#### GOAL
Tally the lines in the listing below that include "JSON". Answer with the count and nothing more.

#### LISTING
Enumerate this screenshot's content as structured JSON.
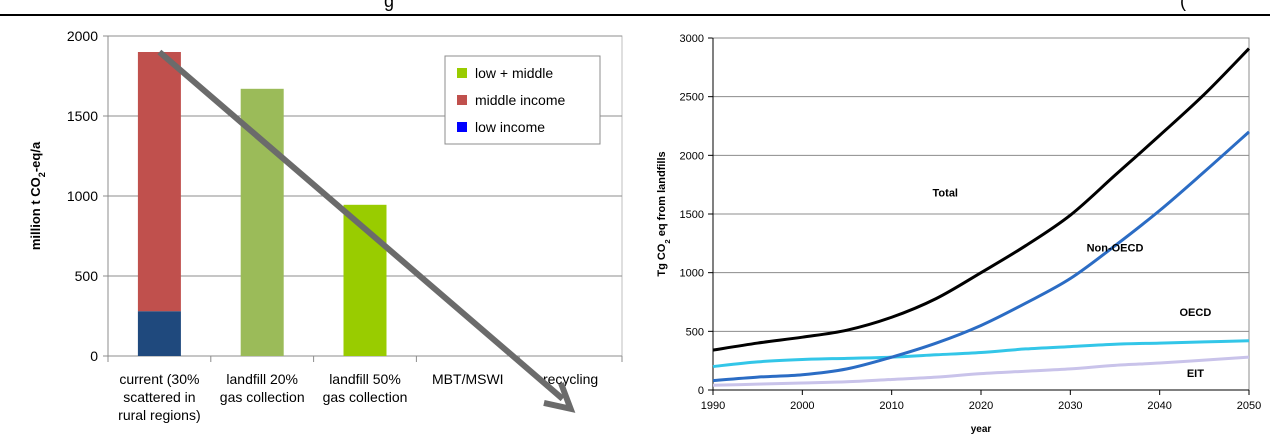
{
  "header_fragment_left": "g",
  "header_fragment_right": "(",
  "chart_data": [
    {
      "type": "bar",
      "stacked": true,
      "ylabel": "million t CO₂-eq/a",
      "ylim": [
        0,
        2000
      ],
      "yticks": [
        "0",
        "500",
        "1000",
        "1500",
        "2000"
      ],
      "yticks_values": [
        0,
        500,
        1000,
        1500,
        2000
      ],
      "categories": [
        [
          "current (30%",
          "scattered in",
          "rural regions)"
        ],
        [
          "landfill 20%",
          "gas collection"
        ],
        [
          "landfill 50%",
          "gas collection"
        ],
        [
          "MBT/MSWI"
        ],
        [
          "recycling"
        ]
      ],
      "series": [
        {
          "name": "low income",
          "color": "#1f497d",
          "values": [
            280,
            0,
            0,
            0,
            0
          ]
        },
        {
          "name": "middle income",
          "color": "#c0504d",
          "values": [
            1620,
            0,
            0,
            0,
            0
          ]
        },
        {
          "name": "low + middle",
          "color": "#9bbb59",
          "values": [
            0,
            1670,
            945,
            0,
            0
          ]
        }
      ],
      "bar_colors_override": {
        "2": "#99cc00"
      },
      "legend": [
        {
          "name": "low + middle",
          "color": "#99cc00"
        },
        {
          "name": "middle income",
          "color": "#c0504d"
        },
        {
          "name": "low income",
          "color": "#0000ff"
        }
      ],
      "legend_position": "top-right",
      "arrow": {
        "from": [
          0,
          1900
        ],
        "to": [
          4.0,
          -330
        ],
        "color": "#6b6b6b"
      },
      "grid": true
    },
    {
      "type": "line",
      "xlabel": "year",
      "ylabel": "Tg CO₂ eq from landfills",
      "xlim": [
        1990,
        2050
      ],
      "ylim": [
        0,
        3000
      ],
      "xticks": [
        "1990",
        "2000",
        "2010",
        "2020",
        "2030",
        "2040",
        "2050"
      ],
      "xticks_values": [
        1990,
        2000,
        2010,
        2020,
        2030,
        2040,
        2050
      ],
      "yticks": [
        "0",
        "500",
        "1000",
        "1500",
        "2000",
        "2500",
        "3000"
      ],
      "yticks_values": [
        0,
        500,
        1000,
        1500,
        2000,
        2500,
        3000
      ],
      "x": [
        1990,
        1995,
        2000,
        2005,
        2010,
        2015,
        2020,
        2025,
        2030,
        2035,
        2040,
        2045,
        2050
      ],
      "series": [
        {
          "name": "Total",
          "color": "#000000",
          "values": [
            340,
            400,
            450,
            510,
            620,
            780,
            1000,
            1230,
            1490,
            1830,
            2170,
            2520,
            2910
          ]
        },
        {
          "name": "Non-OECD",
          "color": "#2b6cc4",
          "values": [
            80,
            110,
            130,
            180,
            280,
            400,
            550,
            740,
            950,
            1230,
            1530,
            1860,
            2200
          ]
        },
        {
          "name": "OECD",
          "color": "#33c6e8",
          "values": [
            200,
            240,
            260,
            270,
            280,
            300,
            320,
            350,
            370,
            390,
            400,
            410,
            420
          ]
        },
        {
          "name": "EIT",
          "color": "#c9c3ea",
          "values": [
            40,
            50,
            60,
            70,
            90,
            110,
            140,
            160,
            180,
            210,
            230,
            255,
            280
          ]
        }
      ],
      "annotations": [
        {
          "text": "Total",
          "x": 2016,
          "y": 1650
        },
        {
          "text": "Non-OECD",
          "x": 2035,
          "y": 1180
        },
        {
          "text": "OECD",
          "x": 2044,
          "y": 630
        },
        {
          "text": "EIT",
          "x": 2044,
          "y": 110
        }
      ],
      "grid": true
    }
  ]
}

...

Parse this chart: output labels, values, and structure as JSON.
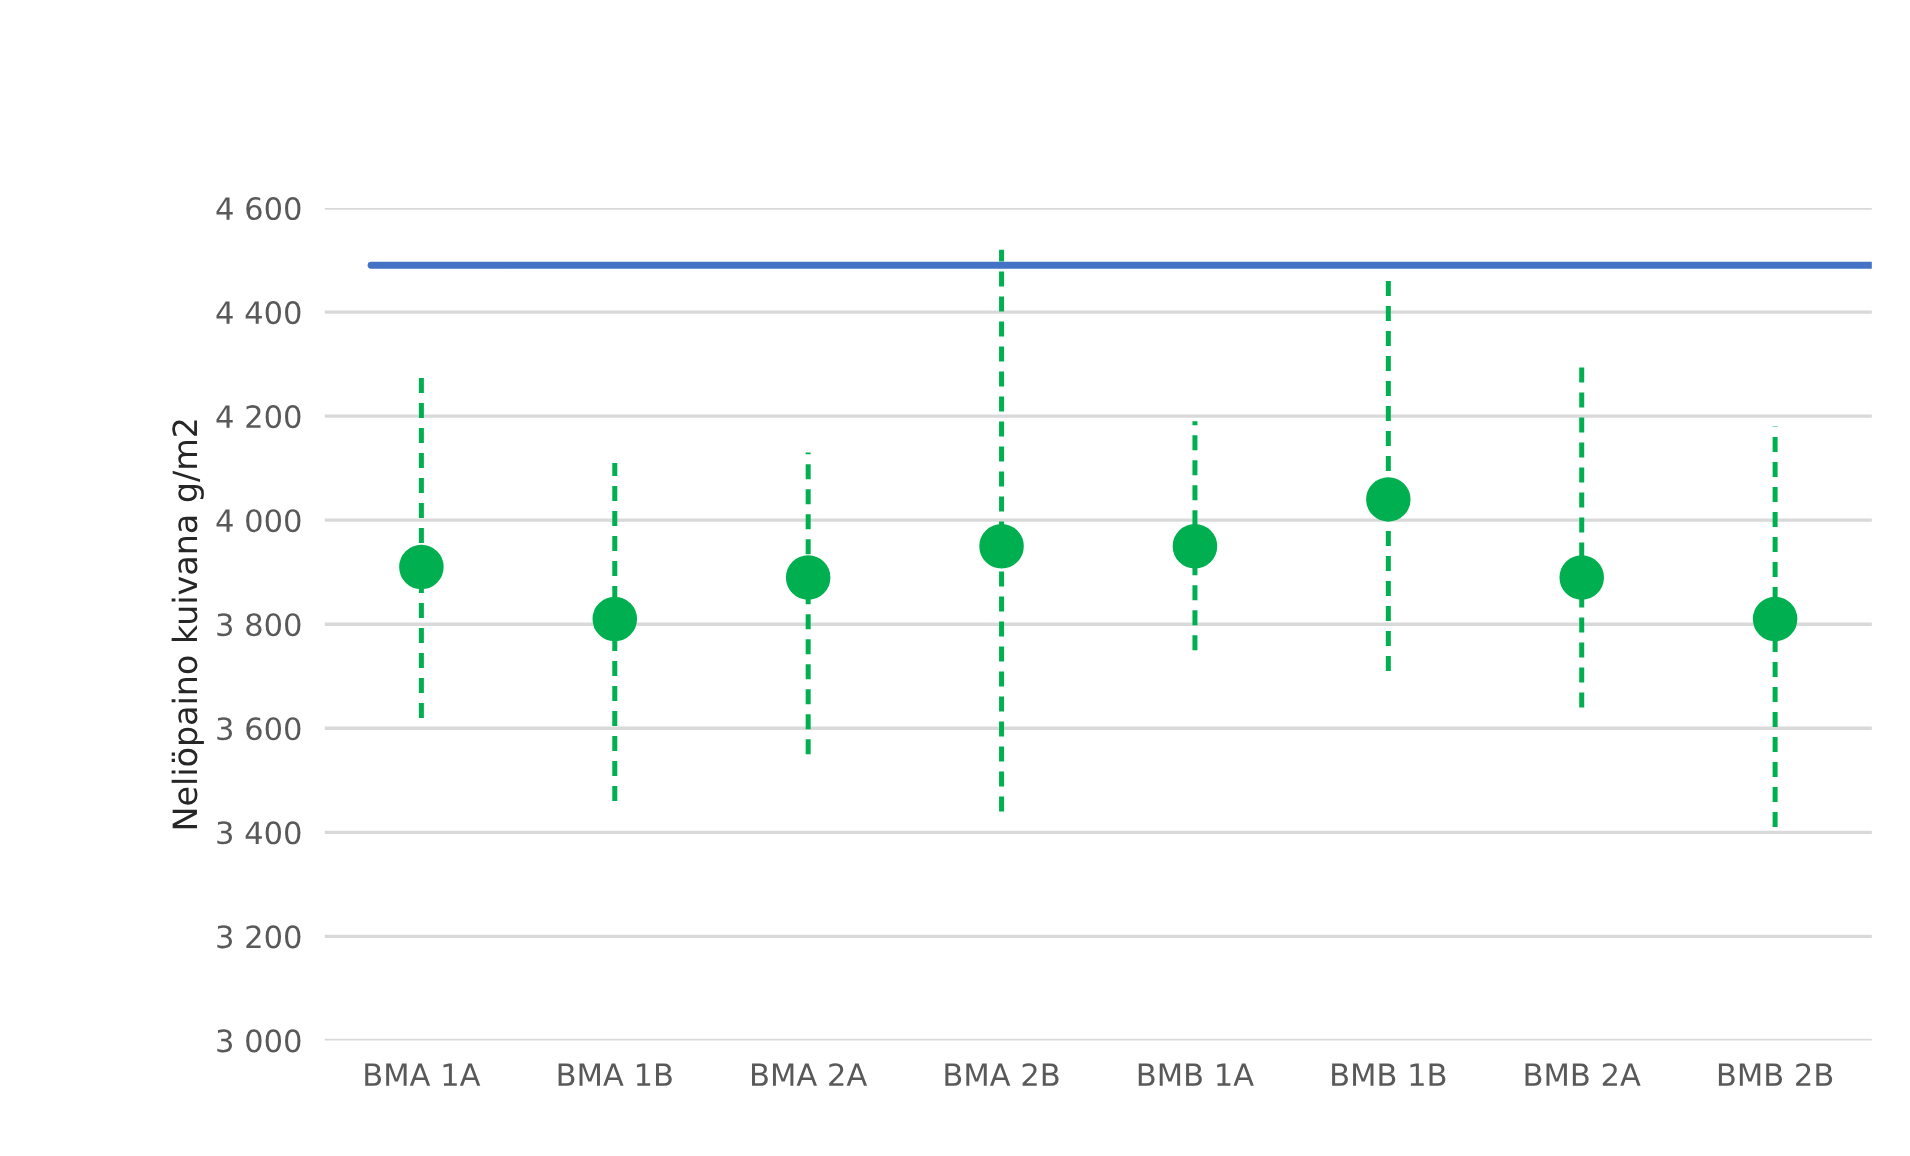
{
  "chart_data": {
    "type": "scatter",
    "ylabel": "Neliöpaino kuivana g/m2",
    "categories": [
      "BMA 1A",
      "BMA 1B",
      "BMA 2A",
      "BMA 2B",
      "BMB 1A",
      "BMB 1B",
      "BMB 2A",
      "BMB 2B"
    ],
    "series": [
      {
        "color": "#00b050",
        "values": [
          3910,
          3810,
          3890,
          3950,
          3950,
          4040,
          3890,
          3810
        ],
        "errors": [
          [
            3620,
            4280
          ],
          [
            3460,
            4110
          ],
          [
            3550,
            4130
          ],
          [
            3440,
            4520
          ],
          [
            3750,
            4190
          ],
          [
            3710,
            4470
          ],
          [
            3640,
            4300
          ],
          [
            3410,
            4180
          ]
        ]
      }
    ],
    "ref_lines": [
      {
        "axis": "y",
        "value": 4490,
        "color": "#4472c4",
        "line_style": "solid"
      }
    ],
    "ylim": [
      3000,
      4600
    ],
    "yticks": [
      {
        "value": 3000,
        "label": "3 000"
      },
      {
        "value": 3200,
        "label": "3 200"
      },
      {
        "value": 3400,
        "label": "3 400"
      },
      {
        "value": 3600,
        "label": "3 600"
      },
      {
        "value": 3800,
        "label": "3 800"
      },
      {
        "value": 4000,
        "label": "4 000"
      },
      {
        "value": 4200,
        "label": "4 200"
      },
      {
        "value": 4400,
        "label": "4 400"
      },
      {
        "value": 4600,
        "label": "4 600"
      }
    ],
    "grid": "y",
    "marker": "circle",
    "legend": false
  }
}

#### WRITTEN ANSWER
2